[WHAT NEEDS TO BE DONE] Repeat the records verbatim and leave the pictures out of your copy.

Extracted data entries:
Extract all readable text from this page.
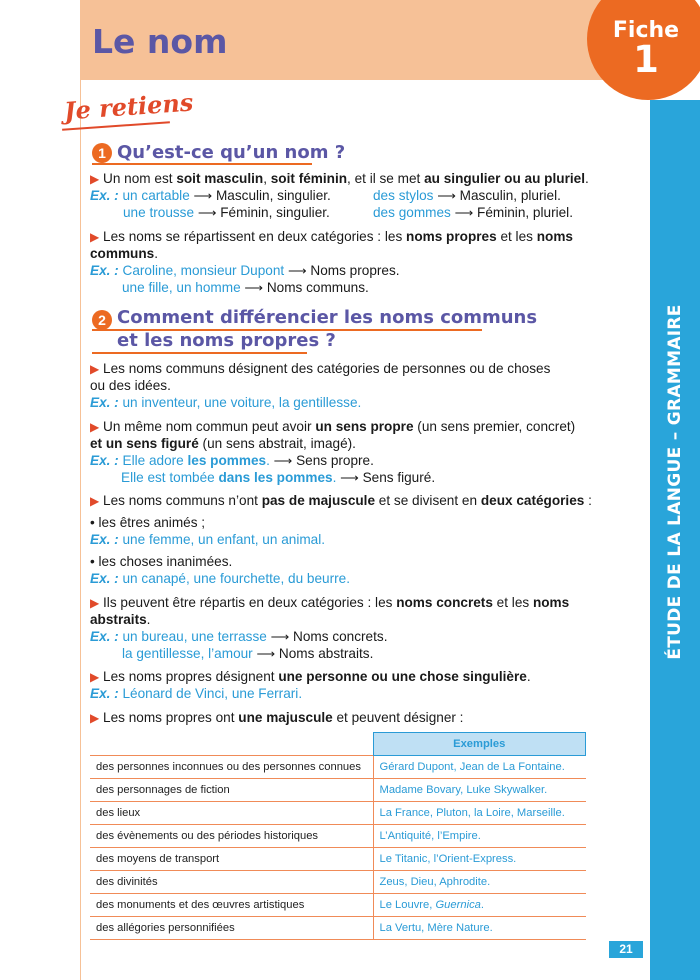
Le nom	Fiche
1
ÉTUDE DE LA LANGUE – GRAMMAIRE
Je retiens
1 Qu’est-ce qu’un nom ?
▶ Un nom est soit masculin, soit féminin, et il se met au singulier ou au pluriel.
Ex. : un cartable ⟶ Masculin, singulier.	des stylos ⟶ Masculin, pluriel.
une trousse ⟶ Féminin, singulier.	des gommes ⟶ Féminin, pluriel.
▶ Les noms se répartissent en deux catégories : les noms propres et les noms
communs.
Ex. : Caroline, monsieur Dupont ⟶ Noms propres.
une fille, un homme ⟶ Noms communs.
2 Comment différencier les noms communs
et les noms propres ?
▶ Les noms communs désignent des catégories de personnes ou de choses
ou des idées.
Ex. : un inventeur, une voiture, la gentillesse.
▶ Un même nom commun peut avoir un sens propre (un sens premier, concret)
et un sens figuré (un sens abstrait, imagé).
Ex. : Elle adore les pommes. ⟶ Sens propre.
Elle est tombée dans les pommes. ⟶ Sens figuré.
▶ Les noms communs n’ont pas de majuscule et se divisent en deux catégories :
• les êtres animés ;
Ex. : une femme, un enfant, un animal.
• les choses inanimées.
Ex. : un canapé, une fourchette, du beurre.
▶ Ils peuvent être répartis en deux catégories : les noms concrets et les noms
abstraits.
Ex. : un bureau, une terrasse ⟶ Noms concrets.
la gentillesse, l’amour ⟶ Noms abstraits.
▶ Les noms propres désignent une personne ou une chose singulière.
Ex. : Léonard de Vinci, une Ferrari.
▶ Les noms propres ont une majuscule et peuvent désigner :
	Exemples
des personnes inconnues ou des personnes connues	Gérard Dupont, Jean de La Fontaine.
des personnages de fiction	Madame Bovary, Luke Skywalker.
des lieux	La France, Pluton, la Loire, Marseille.
des évènements ou des périodes historiques	L’Antiquité, l’Empire.
des moyens de transport	Le Titanic, l’Orient-Express.
des divinités	Zeus, Dieu, Aphrodite.
des monuments et des œuvres artistiques	Le Louvre, Guernica.
des allégories personnifiées	La Vertu, Mère Nature.
21
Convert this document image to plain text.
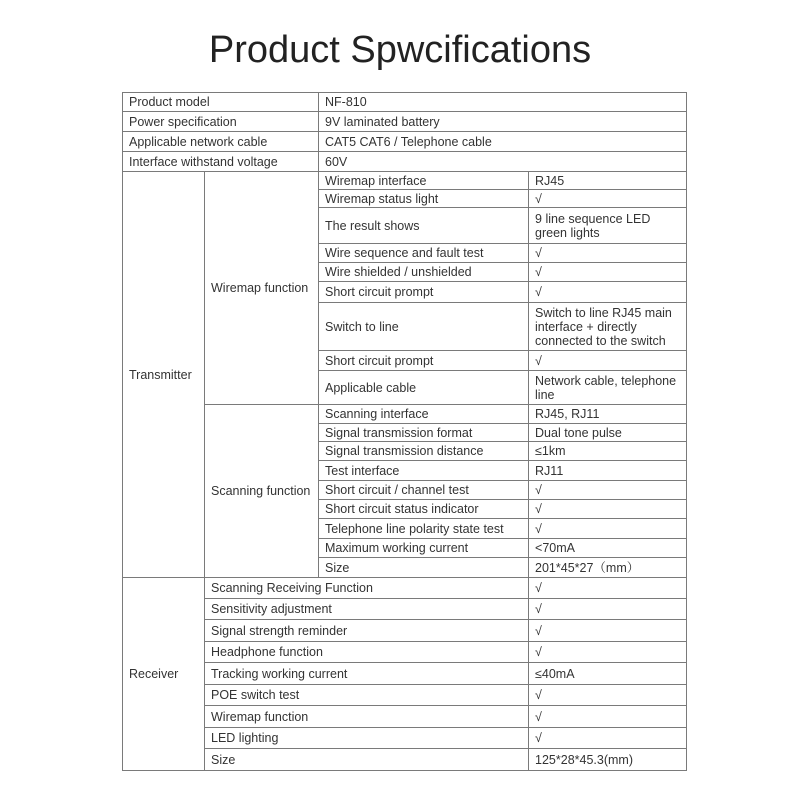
Product Spwcifications
Product model		NF-810	
Power specification		9V laminated battery	
Applicable network cable		CAT5 CAT6 / Telephone cable	
Interface withstand voltage		60V	
Transmitter	Wiremap function	Wiremap interface	RJ45
		Wiremap status light	√
		The result shows	9 line sequence LED green lights
		Wire sequence and fault test	√
		Wire shielded / unshielded	√
		Short circuit prompt	√
		Switch to line	Switch to line RJ45 main interface + directly connected to the switch
		Short circuit prompt	√
		Applicable cable	Network cable, telephone line
	Scanning function	Scanning interface	RJ45, RJ11
		Signal transmission format	Dual tone pulse
		Signal transmission distance	≤1km
		Test interface	RJ11
		Short circuit / channel test	√
		Short circuit status indicator	√
		Telephone line polarity state test	√
		Maximum working current	<70mA
		Size	201*45*27（mm）
Receiver	Scanning Receiving Function		√
	Sensitivity adjustment		√
	Signal strength reminder		√
	Headphone function		√
	Tracking working current		≤40mA
	POE switch test		√
	Wiremap function		√
	LED lighting		√
	Size		125*28*45.3(mm)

[COMPLETED EXERCISE]
Extract all readable text from this page.
Le nom	Fiche
1
ÉTUDE DE LA LANGUE – GRAMMAIRE
Je retiens
1 Qu’est-ce qu’un nom ?
▶ Un nom est soit masculin, soit féminin, et il se met au singulier ou au pluriel.
Ex. : un cartable ⟶ Masculin, singulier.	des stylos ⟶ Masculin, pluriel.
une trousse ⟶ Féminin, singulier.	des gommes ⟶ Féminin, pluriel.
▶ Les noms se répartissent en deux catégories : les noms propres et les noms
communs.
Ex. : Caroline, monsieur Dupont ⟶ Noms propres.
une fille, un homme ⟶ Noms communs.
2 Comment différencier les noms communs
et les noms propres ?
▶ Les noms communs désignent des catégories de personnes ou de choses
ou des idées.
Ex. : un inventeur, une voiture, la gentillesse.
▶ Un même nom commun peut avoir un sens propre (un sens premier, concret)
et un sens figuré (un sens abstrait, imagé).
Ex. : Elle adore les pommes. ⟶ Sens propre.
Elle est tombée dans les pommes. ⟶ Sens figuré.
▶ Les noms communs n’ont pas de majuscule et se divisent en deux catégories :
• les êtres animés ;
Ex. : une femme, un enfant, un animal.
• les choses inanimées.
Ex. : un canapé, une fourchette, du beurre.
▶ Ils peuvent être répartis en deux catégories : les noms concrets et les noms
abstraits.
Ex. : un bureau, une terrasse ⟶ Noms concrets.
la gentillesse, l’amour ⟶ Noms abstraits.
▶ Les noms propres désignent une personne ou une chose singulière.
Ex. : Léonard de Vinci, une Ferrari.
▶ Les noms propres ont une majuscule et peuvent désigner :
	Exemples
des personnes inconnues ou des personnes connues	Gérard Dupont, Jean de La Fontaine.
des personnages de fiction	Madame Bovary, Luke Skywalker.
des lieux	La France, Pluton, la Loire, Marseille.
des évènements ou des périodes historiques	L’Antiquité, l’Empire.
des moyens de transport	Le Titanic, l’Orient-Express.
des divinités	Zeus, Dieu, Aphrodite.
des monuments et des œuvres artistiques	Le Louvre, Guernica.
des allégories personnifiées	La Vertu, Mère Nature.
21
Convert this document image to plain text.
Product Spwcifications
Product model		NF-810	
Power specification		9V laminated battery	
Applicable network cable		CAT5 CAT6 / Telephone cable	
Interface withstand voltage		60V	
Transmitter	Wiremap function	Wiremap interface	RJ45
		Wiremap status light	√
		The result shows	9 line sequence LED green lights
		Wire sequence and fault test	√
		Wire shielded / unshielded	√
		Short circuit prompt	√
		Switch to line	Switch to line RJ45 main interface + directly connected to the switch
		Short circuit prompt	√
		Applicable cable	Network cable, telephone line
	Scanning function	Scanning interface	RJ45, RJ11
		Signal transmission format	Dual tone pulse
		Signal transmission distance	≤1km
		Test interface	RJ11
		Short circuit / channel test	√
		Short circuit status indicator	√
		Telephone line polarity state test	√
		Maximum working current	<70mA
		Size	201*45*27（mm）
Receiver	Scanning Receiving Function		√
	Sensitivity adjustment		√
	Signal strength reminder		√
	Headphone function		√
	Tracking working current		≤40mA
	POE switch test		√
	Wiremap function		√
	LED lighting		√
	Size		125*28*45.3(mm)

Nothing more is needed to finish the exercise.